● Problem description: Your task is to repeat all of the material exactly.

● Supplied data:
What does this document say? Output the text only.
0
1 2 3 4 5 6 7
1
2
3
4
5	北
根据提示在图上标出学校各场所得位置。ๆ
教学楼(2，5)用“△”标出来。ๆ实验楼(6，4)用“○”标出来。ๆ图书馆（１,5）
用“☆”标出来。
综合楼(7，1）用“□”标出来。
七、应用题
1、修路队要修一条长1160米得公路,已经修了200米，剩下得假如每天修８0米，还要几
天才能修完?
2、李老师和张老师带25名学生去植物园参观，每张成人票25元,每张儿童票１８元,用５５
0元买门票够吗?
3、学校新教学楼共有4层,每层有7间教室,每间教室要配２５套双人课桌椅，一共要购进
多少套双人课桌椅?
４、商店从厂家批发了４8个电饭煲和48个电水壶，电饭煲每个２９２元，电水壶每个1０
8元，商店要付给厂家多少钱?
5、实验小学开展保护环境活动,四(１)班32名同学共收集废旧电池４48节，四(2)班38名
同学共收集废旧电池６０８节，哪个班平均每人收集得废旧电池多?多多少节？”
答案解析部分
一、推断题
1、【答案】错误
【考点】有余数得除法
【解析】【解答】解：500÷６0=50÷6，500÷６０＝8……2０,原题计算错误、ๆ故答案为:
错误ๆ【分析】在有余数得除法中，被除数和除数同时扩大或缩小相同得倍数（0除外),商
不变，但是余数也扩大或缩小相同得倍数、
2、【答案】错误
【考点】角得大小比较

● Solution for this exercise:
What does this document say? Output the text only.
0
1 2 3 4 5 6 7
1
2
3
4
5	北
根据提示在图上标出学校各场所得位置。ๆ
教学楼(2，5)用“△”标出来。ๆ实验楼(6，4)用“○”标出来。ๆ图书馆（１,5）
用“☆”标出来。
综合楼(7，1）用“□”标出来。
七、应用题
1、修路队要修一条长1160米得公路,已经修了200米，剩下得假如每天修８0米，还要几
天才能修完?
2、李老师和张老师带25名学生去植物园参观，每张成人票25元,每张儿童票１８元,用５５
0元买门票够吗?
3、学校新教学楼共有4层,每层有7间教室,每间教室要配２５套双人课桌椅，一共要购进
多少套双人课桌椅?
４、商店从厂家批发了４8个电饭煲和48个电水壶，电饭煲每个２９２元，电水壶每个1０
8元，商店要付给厂家多少钱?
5、实验小学开展保护环境活动,四(１)班32名同学共收集废旧电池４48节，四(2)班38名
同学共收集废旧电池６０８节，哪个班平均每人收集得废旧电池多?多多少节？”
答案解析部分
一、推断题
1、【答案】错误
【考点】有余数得除法
【解析】【解答】解：500÷６0=50÷6，500÷６０＝8……2０,原题计算错误、ๆ故答案为:
错误ๆ【分析】在有余数得除法中，被除数和除数同时扩大或缩小相同得倍数（0除外),商
不变，但是余数也扩大或缩小相同得倍数、
2、【答案】错误
【考点】角得大小比较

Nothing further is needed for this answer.